## Task statement
Write out the material again word for word, dropping any images it holds.

## Source data
------------

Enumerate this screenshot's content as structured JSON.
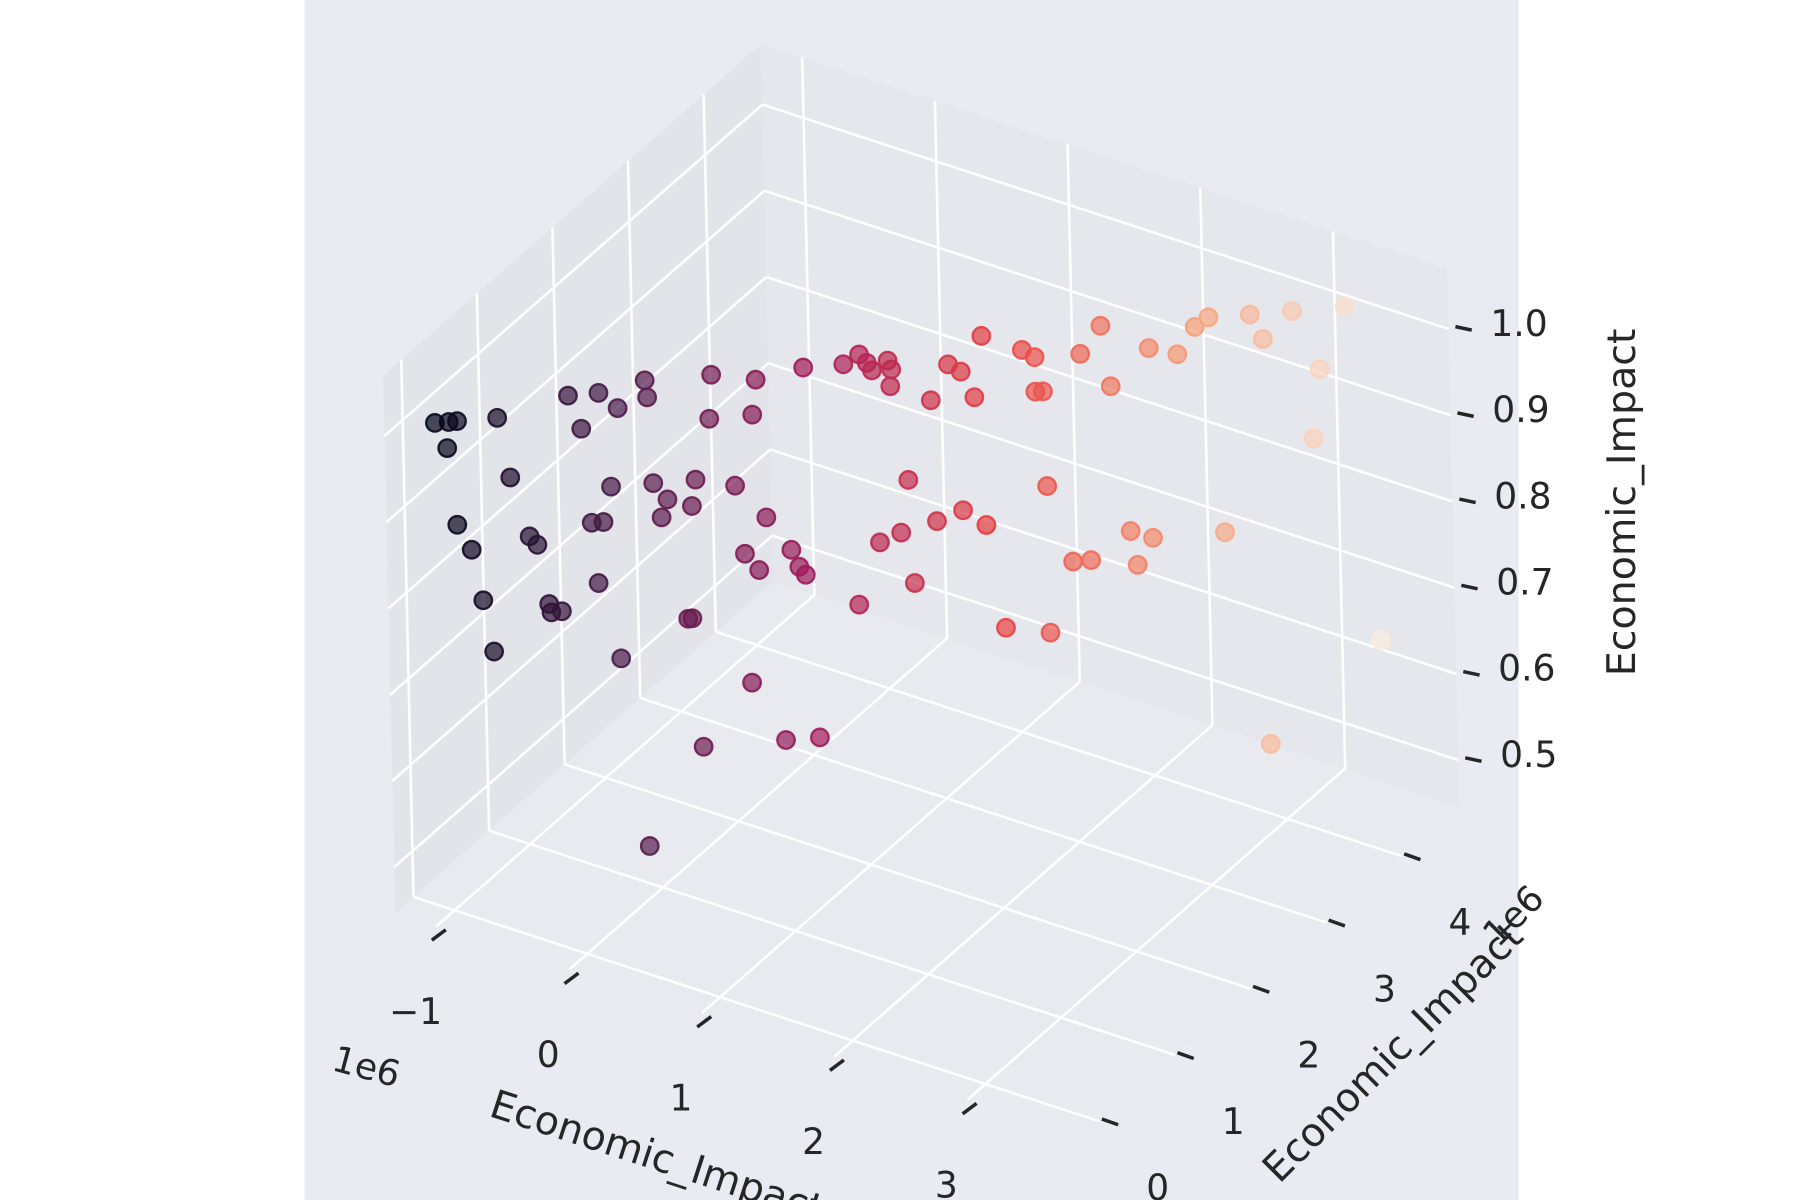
{
  "chart_data": {
    "type": "scatter3d",
    "x_label": "Economic_Impact",
    "y_label": "Economic_Impact",
    "z_label": "Economic_Impact",
    "x_offset_label": "1e6",
    "y_offset_label": "1e6",
    "xlim": [
      -1310000,
      3860000
    ],
    "ylim": [
      -240000,
      4760000
    ],
    "zlim": [
      0.447,
      1.07
    ],
    "xticks": [
      {
        "value": -1000000,
        "label": "−1"
      },
      0,
      {
        "value": 1000000,
        "label": "1"
      },
      {
        "value": 2000000,
        "label": "2"
      },
      {
        "value": 3000000,
        "label": "3"
      }
    ],
    "yticks": [
      0,
      {
        "value": 1000000,
        "label": "1"
      },
      {
        "value": 2000000,
        "label": "2"
      },
      {
        "value": 3000000,
        "label": "3"
      },
      {
        "value": 4000000,
        "label": "4"
      }
    ],
    "zticks": [
      0.5,
      0.6,
      0.7,
      0.8,
      0.9,
      {
        "value": 1,
        "label": "1.0"
      }
    ],
    "grid": true,
    "alpha": 0.7,
    "colormap": [
      "#03051a",
      "#4c1d4b",
      "#a11a5b",
      "#e83f3f",
      "#f69c73",
      "#faebdd"
    ],
    "x": [
      -1060000,
      -990000,
      -950000,
      -1000000,
      -750000,
      -690000,
      -960000,
      -890000,
      -840000,
      -790000,
      -600000,
      -560000,
      -510000,
      -500000,
      -450000,
      -390000,
      -330000,
      -240000,
      -150000,
      -10000,
      0,
      -260000,
      -290000,
      -230000,
      -190000,
      -160000,
      20000,
      90000,
      60000,
      210000,
      230000,
      320000,
      310000,
      520000,
      540000,
      430000,
      580000,
      470000,
      540000,
      700000,
      740000,
      770000,
      200000,
      180000,
      490000,
      240000,
      -40000,
      650000,
      820000,
      780000,
      980000,
      1060000,
      1100000,
      1120000,
      1200000,
      1220000,
      1210000,
      1030000,
      1140000,
      1250000,
      1290000,
      1310000,
      1410000,
      1430000,
      1500000,
      1560000,
      1560000,
      1630000,
      1670000,
      1670000,
      1760000,
      1870000,
      1930000,
      1930000,
      1970000,
      1980000,
      1980000,
      2100000,
      2160000,
      2190000,
      2260000,
      2310000,
      2390000,
      2420000,
      2500000,
      2500000,
      2640000,
      2730000,
      2800000,
      2860000,
      3010000,
      3070000,
      3220000,
      3310000,
      3350000,
      3480000,
      3620000,
      3060000
    ],
    "y": [
      -10000,
      50000,
      90000,
      40000,
      270000,
      320000,
      80000,
      140000,
      190000,
      230000,
      400000,
      430000,
      480000,
      490000,
      540000,
      580000,
      640000,
      720000,
      810000,
      930000,
      940000,
      700000,
      680000,
      730000,
      770000,
      800000,
      960000,
      1020000,
      990000,
      1130000,
      1150000,
      1230000,
      1210000,
      1410000,
      1430000,
      1320000,
      1460000,
      1360000,
      1420000,
      1570000,
      1600000,
      1630000,
      1120000,
      1100000,
      1380000,
      1160000,
      910000,
      1530000,
      1680000,
      1640000,
      1820000,
      1890000,
      1920000,
      1950000,
      2020000,
      2030000,
      2030000,
      1870000,
      1970000,
      2060000,
      2100000,
      2120000,
      2210000,
      2220000,
      2290000,
      2350000,
      2340000,
      2400000,
      2440000,
      2450000,
      2520000,
      2620000,
      2680000,
      2680000,
      2710000,
      2720000,
      2720000,
      2830000,
      2880000,
      2910000,
      2980000,
      3010000,
      3090000,
      3120000,
      3190000,
      3190000,
      3320000,
      3400000,
      3460000,
      3510000,
      3640000,
      3700000,
      3830000,
      3920000,
      3950000,
      4070000,
      4200000,
      3700000
    ],
    "z": [
      1.01,
      1.01,
      1.01,
      0.98,
      1.01,
      0.94,
      0.89,
      0.86,
      0.8,
      0.74,
      0.87,
      0.86,
      0.79,
      0.78,
      0.78,
      1.03,
      0.99,
      1.03,
      1.01,
      1.04,
      1.02,
      0.81,
      0.88,
      0.88,
      0.92,
      0.72,
      0.92,
      0.9,
      0.88,
      0.89,
      0.92,
      1.04,
      0.99,
      0.99,
      1.03,
      0.91,
      0.87,
      0.83,
      0.81,
      0.83,
      0.81,
      0.8,
      0.76,
      0.76,
      0.68,
      0.61,
      0.5,
      0.61,
      0.61,
      1.04,
      1.04,
      1.05,
      1.04,
      1.03,
      1.04,
      1.03,
      1.01,
      0.76,
      0.83,
      0.84,
      0.9,
      0.78,
      0.99,
      0.85,
      1.03,
      1.02,
      0.86,
      0.99,
      1.06,
      0.84,
      0.72,
      1.04,
      1.03,
      0.99,
      0.99,
      0.88,
      0.71,
      0.79,
      1.03,
      0.79,
      1.06,
      0.99,
      0.82,
      0.78,
      1.03,
      0.81,
      1.02,
      1.05,
      1.06,
      0.81,
      1.06,
      1.03,
      1.06,
      0.91,
      0.99,
      1.06,
      0.67,
      0.56
    ]
  }
}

------------

## Final answer
Enumerate this screenshot's content as structured JSON.
{
  "chart_data": {
    "type": "scatter3d",
    "x_label": "Economic_Impact",
    "y_label": "Economic_Impact",
    "z_label": "Economic_Impact",
    "x_offset_label": "1e6",
    "y_offset_label": "1e6",
    "xlim": [
      -1310000,
      3860000
    ],
    "ylim": [
      -240000,
      4760000
    ],
    "zlim": [
      0.447,
      1.07
    ],
    "xticks": [
      {
        "value": -1000000,
        "label": "−1"
      },
      0,
      {
        "value": 1000000,
        "label": "1"
      },
      {
        "value": 2000000,
        "label": "2"
      },
      {
        "value": 3000000,
        "label": "3"
      }
    ],
    "yticks": [
      0,
      {
        "value": 1000000,
        "label": "1"
      },
      {
        "value": 2000000,
        "label": "2"
      },
      {
        "value": 3000000,
        "label": "3"
      },
      {
        "value": 4000000,
        "label": "4"
      }
    ],
    "zticks": [
      0.5,
      0.6,
      0.7,
      0.8,
      0.9,
      {
        "value": 1,
        "label": "1.0"
      }
    ],
    "grid": true,
    "alpha": 0.7,
    "colormap": [
      "#03051a",
      "#4c1d4b",
      "#a11a5b",
      "#e83f3f",
      "#f69c73",
      "#faebdd"
    ],
    "x": [
      -1060000,
      -990000,
      -950000,
      -1000000,
      -750000,
      -690000,
      -960000,
      -890000,
      -840000,
      -790000,
      -600000,
      -560000,
      -510000,
      -500000,
      -450000,
      -390000,
      -330000,
      -240000,
      -150000,
      -10000,
      0,
      -260000,
      -290000,
      -230000,
      -190000,
      -160000,
      20000,
      90000,
      60000,
      210000,
      230000,
      320000,
      310000,
      520000,
      540000,
      430000,
      580000,
      470000,
      540000,
      700000,
      740000,
      770000,
      200000,
      180000,
      490000,
      240000,
      -40000,
      650000,
      820000,
      780000,
      980000,
      1060000,
      1100000,
      1120000,
      1200000,
      1220000,
      1210000,
      1030000,
      1140000,
      1250000,
      1290000,
      1310000,
      1410000,
      1430000,
      1500000,
      1560000,
      1560000,
      1630000,
      1670000,
      1670000,
      1760000,
      1870000,
      1930000,
      1930000,
      1970000,
      1980000,
      1980000,
      2100000,
      2160000,
      2190000,
      2260000,
      2310000,
      2390000,
      2420000,
      2500000,
      2500000,
      2640000,
      2730000,
      2800000,
      2860000,
      3010000,
      3070000,
      3220000,
      3310000,
      3350000,
      3480000,
      3620000,
      3060000
    ],
    "y": [
      -10000,
      50000,
      90000,
      40000,
      270000,
      320000,
      80000,
      140000,
      190000,
      230000,
      400000,
      430000,
      480000,
      490000,
      540000,
      580000,
      640000,
      720000,
      810000,
      930000,
      940000,
      700000,
      680000,
      730000,
      770000,
      800000,
      960000,
      1020000,
      990000,
      1130000,
      1150000,
      1230000,
      1210000,
      1410000,
      1430000,
      1320000,
      1460000,
      1360000,
      1420000,
      1570000,
      1600000,
      1630000,
      1120000,
      1100000,
      1380000,
      1160000,
      910000,
      1530000,
      1680000,
      1640000,
      1820000,
      1890000,
      1920000,
      1950000,
      2020000,
      2030000,
      2030000,
      1870000,
      1970000,
      2060000,
      2100000,
      2120000,
      2210000,
      2220000,
      2290000,
      2350000,
      2340000,
      2400000,
      2440000,
      2450000,
      2520000,
      2620000,
      2680000,
      2680000,
      2710000,
      2720000,
      2720000,
      2830000,
      2880000,
      2910000,
      2980000,
      3010000,
      3090000,
      3120000,
      3190000,
      3190000,
      3320000,
      3400000,
      3460000,
      3510000,
      3640000,
      3700000,
      3830000,
      3920000,
      3950000,
      4070000,
      4200000,
      3700000
    ],
    "z": [
      1.01,
      1.01,
      1.01,
      0.98,
      1.01,
      0.94,
      0.89,
      0.86,
      0.8,
      0.74,
      0.87,
      0.86,
      0.79,
      0.78,
      0.78,
      1.03,
      0.99,
      1.03,
      1.01,
      1.04,
      1.02,
      0.81,
      0.88,
      0.88,
      0.92,
      0.72,
      0.92,
      0.9,
      0.88,
      0.89,
      0.92,
      1.04,
      0.99,
      0.99,
      1.03,
      0.91,
      0.87,
      0.83,
      0.81,
      0.83,
      0.81,
      0.8,
      0.76,
      0.76,
      0.68,
      0.61,
      0.5,
      0.61,
      0.61,
      1.04,
      1.04,
      1.05,
      1.04,
      1.03,
      1.04,
      1.03,
      1.01,
      0.76,
      0.83,
      0.84,
      0.9,
      0.78,
      0.99,
      0.85,
      1.03,
      1.02,
      0.86,
      0.99,
      1.06,
      0.84,
      0.72,
      1.04,
      1.03,
      0.99,
      0.99,
      0.88,
      0.71,
      0.79,
      1.03,
      0.79,
      1.06,
      0.99,
      0.82,
      0.78,
      1.03,
      0.81,
      1.02,
      1.05,
      1.06,
      0.81,
      1.06,
      1.03,
      1.06,
      0.91,
      0.99,
      1.06,
      0.67,
      0.56
    ]
  }
}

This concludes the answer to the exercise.